- [Aim of the task]:
From the material below, list every line containing "false".

---- Material supplied

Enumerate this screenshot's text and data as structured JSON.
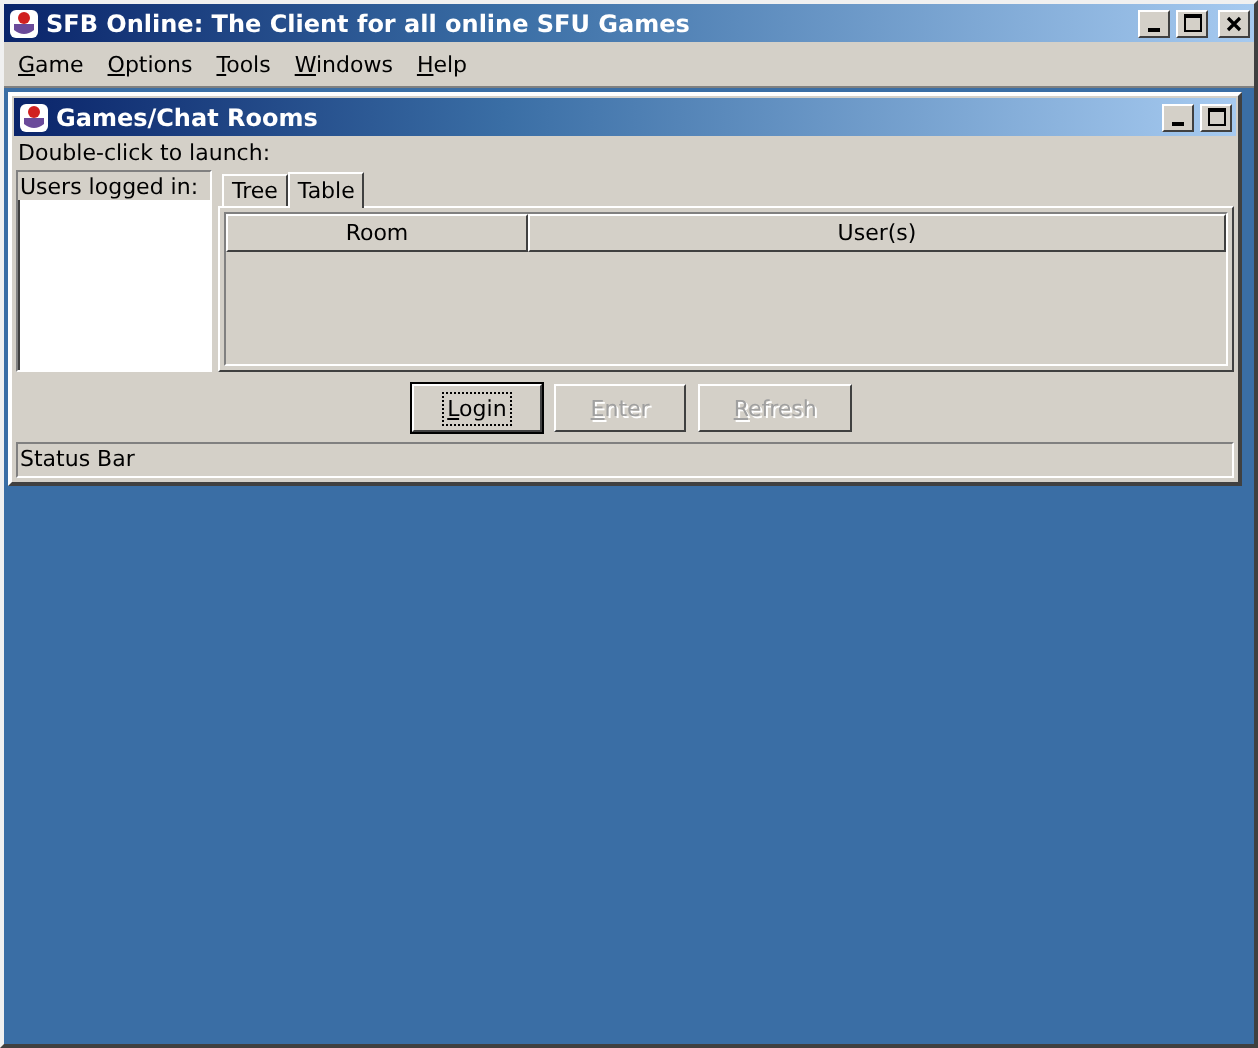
{
  "window": {
    "title": "SFB Online: The Client for all online SFU Games"
  },
  "menu": [
    {
      "label": "Game"
    },
    {
      "label": "Options"
    },
    {
      "label": "Tools"
    },
    {
      "label": "Windows"
    },
    {
      "label": "Help"
    }
  ],
  "frame": {
    "title": "Games/Chat Rooms",
    "hint": "Double-click to launch:",
    "users_list": {
      "header": "Users logged in:"
    },
    "tabs": [
      {
        "label": "Tree",
        "selected": false
      },
      {
        "label": "Table",
        "selected": true
      }
    ],
    "table": {
      "columns": [
        "Room",
        "User(s)"
      ]
    },
    "buttons": [
      {
        "label": "Login",
        "disabled": false,
        "focused": true
      },
      {
        "label": "Enter",
        "disabled": true,
        "focused": false
      },
      {
        "label": "Refresh",
        "disabled": true,
        "focused": false
      }
    ],
    "status_bar": "Status Bar"
  }
}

--------

- [Correct response]:
        "selected": false
        "disabled": false,
        "focused": false
        "focused": false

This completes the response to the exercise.